● **RECORD EXTRACTS**:
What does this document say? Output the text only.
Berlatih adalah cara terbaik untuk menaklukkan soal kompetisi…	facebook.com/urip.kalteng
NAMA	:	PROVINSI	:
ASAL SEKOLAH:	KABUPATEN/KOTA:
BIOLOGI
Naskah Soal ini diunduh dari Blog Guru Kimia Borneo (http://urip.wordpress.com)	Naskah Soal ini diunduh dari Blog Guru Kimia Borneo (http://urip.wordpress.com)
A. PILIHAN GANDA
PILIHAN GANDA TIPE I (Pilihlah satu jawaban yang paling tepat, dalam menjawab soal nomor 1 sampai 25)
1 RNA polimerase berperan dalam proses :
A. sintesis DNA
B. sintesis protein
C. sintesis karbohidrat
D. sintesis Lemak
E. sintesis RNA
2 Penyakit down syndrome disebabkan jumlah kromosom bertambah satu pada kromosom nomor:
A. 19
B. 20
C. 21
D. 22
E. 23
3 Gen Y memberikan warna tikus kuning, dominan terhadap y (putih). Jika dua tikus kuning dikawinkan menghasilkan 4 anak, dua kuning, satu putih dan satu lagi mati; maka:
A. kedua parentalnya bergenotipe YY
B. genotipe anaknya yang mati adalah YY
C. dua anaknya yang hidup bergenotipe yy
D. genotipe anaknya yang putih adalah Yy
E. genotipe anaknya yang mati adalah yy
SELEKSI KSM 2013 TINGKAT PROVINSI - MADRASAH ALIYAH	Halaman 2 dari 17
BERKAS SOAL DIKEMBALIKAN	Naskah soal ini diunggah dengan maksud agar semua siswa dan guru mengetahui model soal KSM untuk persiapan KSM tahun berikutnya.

● **ASSIGNMENT**: Copy each line of the listing that carries the string "satu".

● **FINAL ANSWER**:
PILIHAN GANDA TIPE I (Pilihlah satu jawaban yang paling tepat, dalam menjawab soal nomor 1 sampai 25)
2 Penyakit down syndrome disebabkan jumlah kromosom bertambah satu pada kromosom nomor:
3 Gen Y memberikan warna tikus kuning, dominan terhadap y (putih). Jika dua tikus kuning dikawinkan menghasilkan 4 anak, dua kuning, satu putih dan satu lagi mati; maka:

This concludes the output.